= Your instructions =
From the listing below, pull out every line where the string "Alerts" appears.

──────── Materials provided

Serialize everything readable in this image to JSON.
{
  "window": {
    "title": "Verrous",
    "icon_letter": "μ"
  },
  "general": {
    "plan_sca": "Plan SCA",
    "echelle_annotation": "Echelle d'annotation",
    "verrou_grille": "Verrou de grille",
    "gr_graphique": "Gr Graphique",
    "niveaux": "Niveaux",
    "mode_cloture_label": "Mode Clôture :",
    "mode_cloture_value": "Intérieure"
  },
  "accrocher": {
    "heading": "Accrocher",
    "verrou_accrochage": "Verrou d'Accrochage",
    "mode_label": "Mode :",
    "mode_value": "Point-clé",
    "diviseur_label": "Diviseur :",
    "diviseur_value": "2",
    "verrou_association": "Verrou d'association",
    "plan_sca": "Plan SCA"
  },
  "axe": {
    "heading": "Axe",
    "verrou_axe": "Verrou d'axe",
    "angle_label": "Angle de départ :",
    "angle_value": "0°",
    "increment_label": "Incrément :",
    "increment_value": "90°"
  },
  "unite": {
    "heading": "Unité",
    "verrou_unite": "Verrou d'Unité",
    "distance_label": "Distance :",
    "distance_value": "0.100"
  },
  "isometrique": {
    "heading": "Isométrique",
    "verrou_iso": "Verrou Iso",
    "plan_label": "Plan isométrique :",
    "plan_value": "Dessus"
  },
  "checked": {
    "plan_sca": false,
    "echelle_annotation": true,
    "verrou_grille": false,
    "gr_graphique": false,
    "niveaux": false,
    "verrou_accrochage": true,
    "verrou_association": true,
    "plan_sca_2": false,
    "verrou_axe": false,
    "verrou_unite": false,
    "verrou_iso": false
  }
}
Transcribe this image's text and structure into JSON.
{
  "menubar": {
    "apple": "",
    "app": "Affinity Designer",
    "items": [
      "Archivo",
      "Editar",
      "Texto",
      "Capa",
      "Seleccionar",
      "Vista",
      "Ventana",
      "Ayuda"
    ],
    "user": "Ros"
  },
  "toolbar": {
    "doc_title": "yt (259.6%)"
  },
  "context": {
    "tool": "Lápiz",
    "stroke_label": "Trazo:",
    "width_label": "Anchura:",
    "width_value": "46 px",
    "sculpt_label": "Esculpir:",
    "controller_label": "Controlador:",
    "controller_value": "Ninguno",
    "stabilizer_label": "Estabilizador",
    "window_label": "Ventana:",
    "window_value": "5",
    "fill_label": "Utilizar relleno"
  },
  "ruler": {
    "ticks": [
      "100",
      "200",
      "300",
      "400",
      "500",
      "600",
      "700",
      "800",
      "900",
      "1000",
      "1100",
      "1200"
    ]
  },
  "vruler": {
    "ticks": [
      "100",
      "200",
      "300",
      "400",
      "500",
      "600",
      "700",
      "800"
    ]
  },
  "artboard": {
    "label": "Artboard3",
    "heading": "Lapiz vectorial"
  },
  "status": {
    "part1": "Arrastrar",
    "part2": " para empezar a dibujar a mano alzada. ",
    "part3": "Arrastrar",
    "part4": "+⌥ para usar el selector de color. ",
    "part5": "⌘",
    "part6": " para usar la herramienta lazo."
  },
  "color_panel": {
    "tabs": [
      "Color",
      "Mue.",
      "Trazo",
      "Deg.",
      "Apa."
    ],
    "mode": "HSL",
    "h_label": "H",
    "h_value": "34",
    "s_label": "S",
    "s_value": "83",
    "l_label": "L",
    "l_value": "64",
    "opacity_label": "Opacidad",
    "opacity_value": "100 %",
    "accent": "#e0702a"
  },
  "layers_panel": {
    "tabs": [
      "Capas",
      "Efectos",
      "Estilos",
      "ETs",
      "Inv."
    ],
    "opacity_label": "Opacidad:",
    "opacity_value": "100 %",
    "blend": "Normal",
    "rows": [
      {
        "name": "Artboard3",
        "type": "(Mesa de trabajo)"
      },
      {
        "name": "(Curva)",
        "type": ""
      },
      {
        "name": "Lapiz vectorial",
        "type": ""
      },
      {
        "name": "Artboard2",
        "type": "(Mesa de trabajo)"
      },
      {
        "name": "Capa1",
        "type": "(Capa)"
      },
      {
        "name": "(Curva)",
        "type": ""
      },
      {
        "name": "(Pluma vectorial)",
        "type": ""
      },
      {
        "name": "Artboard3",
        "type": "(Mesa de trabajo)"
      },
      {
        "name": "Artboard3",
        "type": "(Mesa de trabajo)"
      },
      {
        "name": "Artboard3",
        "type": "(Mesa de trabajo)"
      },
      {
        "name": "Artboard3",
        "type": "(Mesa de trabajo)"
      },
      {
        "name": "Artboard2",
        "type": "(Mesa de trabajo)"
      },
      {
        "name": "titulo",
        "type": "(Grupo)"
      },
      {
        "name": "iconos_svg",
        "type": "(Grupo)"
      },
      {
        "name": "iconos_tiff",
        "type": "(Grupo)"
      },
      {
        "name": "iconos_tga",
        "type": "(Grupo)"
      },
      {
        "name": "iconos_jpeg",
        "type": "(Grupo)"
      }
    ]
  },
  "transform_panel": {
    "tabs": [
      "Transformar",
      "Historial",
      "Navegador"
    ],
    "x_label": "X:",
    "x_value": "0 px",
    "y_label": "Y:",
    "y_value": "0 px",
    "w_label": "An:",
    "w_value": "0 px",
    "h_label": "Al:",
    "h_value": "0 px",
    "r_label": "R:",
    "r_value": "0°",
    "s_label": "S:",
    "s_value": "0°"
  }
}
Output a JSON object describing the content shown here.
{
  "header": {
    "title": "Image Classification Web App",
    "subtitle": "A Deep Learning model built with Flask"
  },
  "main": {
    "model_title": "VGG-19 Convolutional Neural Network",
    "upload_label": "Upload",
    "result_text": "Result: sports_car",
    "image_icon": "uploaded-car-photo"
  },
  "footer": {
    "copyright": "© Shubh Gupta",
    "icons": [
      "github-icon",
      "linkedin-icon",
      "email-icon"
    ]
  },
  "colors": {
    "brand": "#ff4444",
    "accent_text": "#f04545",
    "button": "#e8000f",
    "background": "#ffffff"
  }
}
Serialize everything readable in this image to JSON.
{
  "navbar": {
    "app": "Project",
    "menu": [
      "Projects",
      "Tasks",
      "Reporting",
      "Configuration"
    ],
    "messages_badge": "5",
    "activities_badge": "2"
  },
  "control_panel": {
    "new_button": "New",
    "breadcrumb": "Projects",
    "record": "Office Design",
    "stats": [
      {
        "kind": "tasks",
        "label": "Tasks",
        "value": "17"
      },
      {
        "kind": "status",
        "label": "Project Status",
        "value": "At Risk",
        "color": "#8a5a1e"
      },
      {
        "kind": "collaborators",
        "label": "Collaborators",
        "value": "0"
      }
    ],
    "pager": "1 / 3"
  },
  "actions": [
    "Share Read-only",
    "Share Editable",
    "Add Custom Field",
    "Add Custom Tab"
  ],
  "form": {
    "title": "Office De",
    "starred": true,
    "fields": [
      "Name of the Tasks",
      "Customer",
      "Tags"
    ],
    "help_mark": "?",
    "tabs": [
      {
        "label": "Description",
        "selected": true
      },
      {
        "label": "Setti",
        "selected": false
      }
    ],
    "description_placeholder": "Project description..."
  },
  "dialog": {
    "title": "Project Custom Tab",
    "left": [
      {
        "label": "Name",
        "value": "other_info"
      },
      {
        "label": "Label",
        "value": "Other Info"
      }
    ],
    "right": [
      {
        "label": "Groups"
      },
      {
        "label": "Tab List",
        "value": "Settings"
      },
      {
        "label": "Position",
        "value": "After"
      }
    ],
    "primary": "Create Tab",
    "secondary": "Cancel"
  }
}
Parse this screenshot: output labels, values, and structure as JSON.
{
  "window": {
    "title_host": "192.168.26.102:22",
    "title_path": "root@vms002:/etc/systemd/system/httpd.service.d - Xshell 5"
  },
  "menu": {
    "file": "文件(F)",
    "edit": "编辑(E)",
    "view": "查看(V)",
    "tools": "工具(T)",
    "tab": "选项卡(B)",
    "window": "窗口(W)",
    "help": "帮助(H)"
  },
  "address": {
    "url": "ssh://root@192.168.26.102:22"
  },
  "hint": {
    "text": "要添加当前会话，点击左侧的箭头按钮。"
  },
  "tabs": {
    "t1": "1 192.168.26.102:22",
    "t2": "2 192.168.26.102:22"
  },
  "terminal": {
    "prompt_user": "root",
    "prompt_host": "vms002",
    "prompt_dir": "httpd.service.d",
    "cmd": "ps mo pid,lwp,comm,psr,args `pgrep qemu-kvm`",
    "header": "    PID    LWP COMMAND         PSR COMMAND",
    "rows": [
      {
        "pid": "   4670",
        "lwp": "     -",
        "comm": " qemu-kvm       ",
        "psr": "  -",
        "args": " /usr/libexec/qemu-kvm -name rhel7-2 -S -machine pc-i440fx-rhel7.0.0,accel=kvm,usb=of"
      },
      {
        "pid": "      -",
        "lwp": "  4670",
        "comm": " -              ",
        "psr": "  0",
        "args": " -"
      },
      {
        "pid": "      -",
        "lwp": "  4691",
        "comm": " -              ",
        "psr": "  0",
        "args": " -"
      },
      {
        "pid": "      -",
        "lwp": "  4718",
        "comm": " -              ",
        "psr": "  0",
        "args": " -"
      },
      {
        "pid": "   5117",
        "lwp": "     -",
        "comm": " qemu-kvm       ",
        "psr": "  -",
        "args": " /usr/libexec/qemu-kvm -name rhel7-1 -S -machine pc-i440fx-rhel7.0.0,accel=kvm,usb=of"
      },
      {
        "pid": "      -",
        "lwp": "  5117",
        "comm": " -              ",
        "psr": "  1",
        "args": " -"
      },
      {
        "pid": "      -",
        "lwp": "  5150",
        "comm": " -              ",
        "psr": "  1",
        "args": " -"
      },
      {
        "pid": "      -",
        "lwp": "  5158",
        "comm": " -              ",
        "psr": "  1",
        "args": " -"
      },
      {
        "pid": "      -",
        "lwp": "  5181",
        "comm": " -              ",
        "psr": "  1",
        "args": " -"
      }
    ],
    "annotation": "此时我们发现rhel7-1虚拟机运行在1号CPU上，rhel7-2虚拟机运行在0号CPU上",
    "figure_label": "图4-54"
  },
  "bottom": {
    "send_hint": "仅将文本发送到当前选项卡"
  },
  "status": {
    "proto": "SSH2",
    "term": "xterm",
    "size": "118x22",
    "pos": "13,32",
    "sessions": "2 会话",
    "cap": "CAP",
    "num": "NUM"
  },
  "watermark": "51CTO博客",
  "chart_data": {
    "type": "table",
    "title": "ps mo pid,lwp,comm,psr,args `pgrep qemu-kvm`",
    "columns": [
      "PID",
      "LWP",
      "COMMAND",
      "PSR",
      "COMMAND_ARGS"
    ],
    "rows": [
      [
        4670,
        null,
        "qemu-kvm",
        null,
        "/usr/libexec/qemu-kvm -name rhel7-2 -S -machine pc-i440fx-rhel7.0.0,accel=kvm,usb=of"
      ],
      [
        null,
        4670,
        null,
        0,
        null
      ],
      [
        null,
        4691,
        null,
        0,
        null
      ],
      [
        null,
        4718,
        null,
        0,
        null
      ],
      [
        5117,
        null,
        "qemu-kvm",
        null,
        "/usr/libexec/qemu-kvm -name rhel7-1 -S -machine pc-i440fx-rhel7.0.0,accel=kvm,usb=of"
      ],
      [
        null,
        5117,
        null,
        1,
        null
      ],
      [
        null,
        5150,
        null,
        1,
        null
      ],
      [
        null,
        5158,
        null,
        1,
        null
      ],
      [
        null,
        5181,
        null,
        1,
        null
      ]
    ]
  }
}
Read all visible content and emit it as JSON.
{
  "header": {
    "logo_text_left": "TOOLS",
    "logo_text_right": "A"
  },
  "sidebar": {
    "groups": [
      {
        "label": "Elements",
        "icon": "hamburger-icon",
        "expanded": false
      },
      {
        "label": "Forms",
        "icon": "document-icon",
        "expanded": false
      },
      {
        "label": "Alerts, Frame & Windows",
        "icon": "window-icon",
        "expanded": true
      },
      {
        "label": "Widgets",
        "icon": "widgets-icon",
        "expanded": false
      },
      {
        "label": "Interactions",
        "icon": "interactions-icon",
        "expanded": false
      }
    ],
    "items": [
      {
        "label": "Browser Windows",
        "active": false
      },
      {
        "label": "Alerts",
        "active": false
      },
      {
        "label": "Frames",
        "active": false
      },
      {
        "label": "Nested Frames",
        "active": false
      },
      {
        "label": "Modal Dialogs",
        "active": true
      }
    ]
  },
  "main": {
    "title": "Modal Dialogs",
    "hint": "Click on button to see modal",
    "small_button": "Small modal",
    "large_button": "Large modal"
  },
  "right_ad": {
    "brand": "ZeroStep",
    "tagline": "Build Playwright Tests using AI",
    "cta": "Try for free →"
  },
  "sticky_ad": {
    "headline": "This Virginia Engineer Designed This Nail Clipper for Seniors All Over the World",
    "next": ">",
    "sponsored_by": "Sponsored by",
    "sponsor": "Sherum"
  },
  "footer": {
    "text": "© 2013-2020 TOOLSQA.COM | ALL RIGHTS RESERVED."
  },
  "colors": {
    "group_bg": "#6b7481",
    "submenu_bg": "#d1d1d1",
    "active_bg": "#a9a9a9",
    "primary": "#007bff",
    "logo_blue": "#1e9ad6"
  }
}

────────────────

= Final result =
        "label": "Alerts, Frame & Windows",
        "label": "Alerts",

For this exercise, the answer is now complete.